══ Passage provided ══

Mickey Trescott has a good article about reintroducing foods (1), and Eileen Laird has an an affordable, more comprehensive eBook you can buy for reintroducing foods on the Autoimmune Protocol.(2) Generally, you introduce a small amount of a new food, sometimes measured by the teaspoon, and observe symptoms for 2-3 days before introducing more. If you don’t have a reaction, then you would eat a lot of that food and watch for a reaction, if your practitioner agrees with this approach for that food for you. Note any symptoms. Then, if you do have a reaction, you would re-eliminate that food, and then get back to baseline before reintroducing another new food. In this protocol, you never reintroduce more than one food at a time, so that any symptoms are clearly attributable to that food.

If you choose to follow the Institute for Functional Medicine’s elimination dietary protocol (3) discussed above instead of the AIP elimination diet, then you’ll want to follow their plan for reintroducing foods. In this approach, you choose one food and eat that several times a day for several days to see what, if any, changes you observe in your body.

Another option for the IFM elimination diet approach is to use Dr. Amy Myers’ protocol for reintroduction. Dr. Myers is a noted functional medicine practitioner, protégé of Dr. Mark Hyman, and an expert on autoimmunity, especially thyroid-related disorders. She has a recommended protocol for adding back foods to your diet after completing a general functional medicine elimination diet. Take a look at Dr. Myers’ specific plan for doing that, which she provides as bonus material when you buy her book, The Autoimmune Solution (which we can’t provide here, since it’s gated content). Dr. Myers also offers a 6-week paid “Autoimmune Solution” program that provides guidance and additional insight into this approach.

Whether the AIP or the IFM elimination diet, using a trusted elimination diet that you discuss with your trusted functional medicine practitioner can be the shortest path to understanding what an individual’s tolerances are, and help eliminate months and years of thrashing about trying to treat symptoms with seemingly mysterious cause.

═══

(Problem set)
1. In the passage on food reintroduction, for how many days do you watch for symptoms after introducing a small amount of a new food?
2. Continue the passage on food reintroduction from its final sentence.
The data after this point is separate from the passage on food reintroduction.

══ Data supplied ══

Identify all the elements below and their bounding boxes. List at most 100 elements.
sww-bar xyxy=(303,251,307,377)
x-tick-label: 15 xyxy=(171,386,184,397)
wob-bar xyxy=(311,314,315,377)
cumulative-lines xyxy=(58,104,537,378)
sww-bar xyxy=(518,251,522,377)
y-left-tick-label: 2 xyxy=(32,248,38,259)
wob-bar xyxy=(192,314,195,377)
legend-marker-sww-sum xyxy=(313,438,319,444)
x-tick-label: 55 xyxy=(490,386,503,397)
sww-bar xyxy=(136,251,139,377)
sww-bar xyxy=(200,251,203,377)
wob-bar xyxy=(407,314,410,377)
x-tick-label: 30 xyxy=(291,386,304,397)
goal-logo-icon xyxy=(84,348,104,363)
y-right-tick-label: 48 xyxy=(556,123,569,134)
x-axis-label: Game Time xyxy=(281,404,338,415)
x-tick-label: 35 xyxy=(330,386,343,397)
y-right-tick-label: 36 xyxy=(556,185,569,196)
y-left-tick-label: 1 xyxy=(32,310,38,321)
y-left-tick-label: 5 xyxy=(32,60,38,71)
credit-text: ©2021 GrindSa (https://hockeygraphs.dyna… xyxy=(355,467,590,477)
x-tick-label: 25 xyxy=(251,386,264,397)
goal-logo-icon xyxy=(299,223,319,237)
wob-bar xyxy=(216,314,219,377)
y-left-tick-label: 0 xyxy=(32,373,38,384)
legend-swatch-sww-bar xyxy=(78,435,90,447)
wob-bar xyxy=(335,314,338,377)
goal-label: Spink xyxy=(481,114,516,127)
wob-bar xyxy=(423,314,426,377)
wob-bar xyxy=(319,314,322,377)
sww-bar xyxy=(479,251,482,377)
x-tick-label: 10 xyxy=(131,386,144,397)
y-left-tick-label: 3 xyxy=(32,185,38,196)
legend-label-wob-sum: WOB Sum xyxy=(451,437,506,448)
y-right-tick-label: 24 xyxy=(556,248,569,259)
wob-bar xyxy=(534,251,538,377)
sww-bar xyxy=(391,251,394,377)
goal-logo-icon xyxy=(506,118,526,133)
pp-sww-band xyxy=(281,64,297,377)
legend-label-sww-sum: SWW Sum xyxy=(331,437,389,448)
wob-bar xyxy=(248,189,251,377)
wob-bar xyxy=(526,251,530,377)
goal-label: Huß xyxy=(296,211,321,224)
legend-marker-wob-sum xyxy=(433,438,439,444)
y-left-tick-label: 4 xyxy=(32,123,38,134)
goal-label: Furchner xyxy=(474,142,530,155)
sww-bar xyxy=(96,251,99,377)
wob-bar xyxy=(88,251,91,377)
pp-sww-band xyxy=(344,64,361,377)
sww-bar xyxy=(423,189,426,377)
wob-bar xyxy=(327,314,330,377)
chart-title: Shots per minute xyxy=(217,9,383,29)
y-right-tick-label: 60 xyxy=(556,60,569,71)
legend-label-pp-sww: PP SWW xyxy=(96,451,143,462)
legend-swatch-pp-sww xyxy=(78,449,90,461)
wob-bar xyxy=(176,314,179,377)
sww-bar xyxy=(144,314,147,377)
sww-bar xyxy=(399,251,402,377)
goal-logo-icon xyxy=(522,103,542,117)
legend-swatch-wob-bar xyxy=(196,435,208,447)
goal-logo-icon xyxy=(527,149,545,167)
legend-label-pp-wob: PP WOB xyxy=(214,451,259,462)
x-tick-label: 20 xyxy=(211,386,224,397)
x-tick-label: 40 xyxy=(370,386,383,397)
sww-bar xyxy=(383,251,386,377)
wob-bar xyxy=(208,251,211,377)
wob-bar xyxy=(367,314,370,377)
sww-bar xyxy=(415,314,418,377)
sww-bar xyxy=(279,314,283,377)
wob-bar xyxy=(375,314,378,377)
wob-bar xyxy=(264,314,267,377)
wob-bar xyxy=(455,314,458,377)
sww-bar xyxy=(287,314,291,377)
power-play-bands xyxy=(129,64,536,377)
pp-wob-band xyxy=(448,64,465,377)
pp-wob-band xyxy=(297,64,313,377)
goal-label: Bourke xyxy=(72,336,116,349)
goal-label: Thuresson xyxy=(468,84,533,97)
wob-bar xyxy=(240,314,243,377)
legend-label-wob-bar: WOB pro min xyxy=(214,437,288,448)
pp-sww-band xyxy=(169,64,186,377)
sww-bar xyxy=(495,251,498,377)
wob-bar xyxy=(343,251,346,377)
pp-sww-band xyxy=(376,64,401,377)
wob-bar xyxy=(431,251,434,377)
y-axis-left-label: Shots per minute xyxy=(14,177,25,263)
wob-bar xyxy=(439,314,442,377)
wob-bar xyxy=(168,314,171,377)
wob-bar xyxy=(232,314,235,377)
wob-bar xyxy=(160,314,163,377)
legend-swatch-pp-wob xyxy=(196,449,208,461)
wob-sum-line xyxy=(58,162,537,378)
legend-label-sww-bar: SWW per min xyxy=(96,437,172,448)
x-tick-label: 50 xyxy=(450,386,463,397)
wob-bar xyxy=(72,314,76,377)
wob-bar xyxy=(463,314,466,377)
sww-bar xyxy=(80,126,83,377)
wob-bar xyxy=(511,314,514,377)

═══

(Answer list)
1. 2-3 days.

2.
Experts and resources for the AIP

  • Sara Ballantyne, The Paleo Mom, on AIP
    • Sarah also collaborates with Mickey Trescott and Angie Alt, who are coaches in her network
    • Autoimmune Families founder Joy Cutrone received her AIP Certified Coach certification from the collaborative training expertise of Sarah, and coaches Mickey and Angie
  • Mickey Trescott and Angie Alt of Autoimmune Wellness
  • Eileen Laird of Phoenix Helix on AIP
    • A great library of resources from the AIP food pyramid to a grocery list to FAQ
  • Other AIP recommended resources by The Paleo Mom
  • Real Plans, which is a meal-planning service that includes AIP as well as other diet options. Again, meal planning can make or break success on the AIP diet, where we can all use a little help in making food choices and preparing meals that include ingredients that are different from what we do automatically.

As devil’s advocates among educated experts, there are some who question whether the AIP diet is necessary, i.e. Dr. Sara Gottfried (4), and Dr. Doni Wilson (5). Dr. Doni is a respected Naturopathic Doctor and Certified Nutritionist in New York well versed in the 5Rs protocol, and who has a lot of expertise to offer in the areas of sleep and overall wellness. Dr. Doni called up the importance of individualization and diversification in 2010, which are important principles that are actually included in the dietary plan, and which point to the need for continued education to that end among practitioners and participants.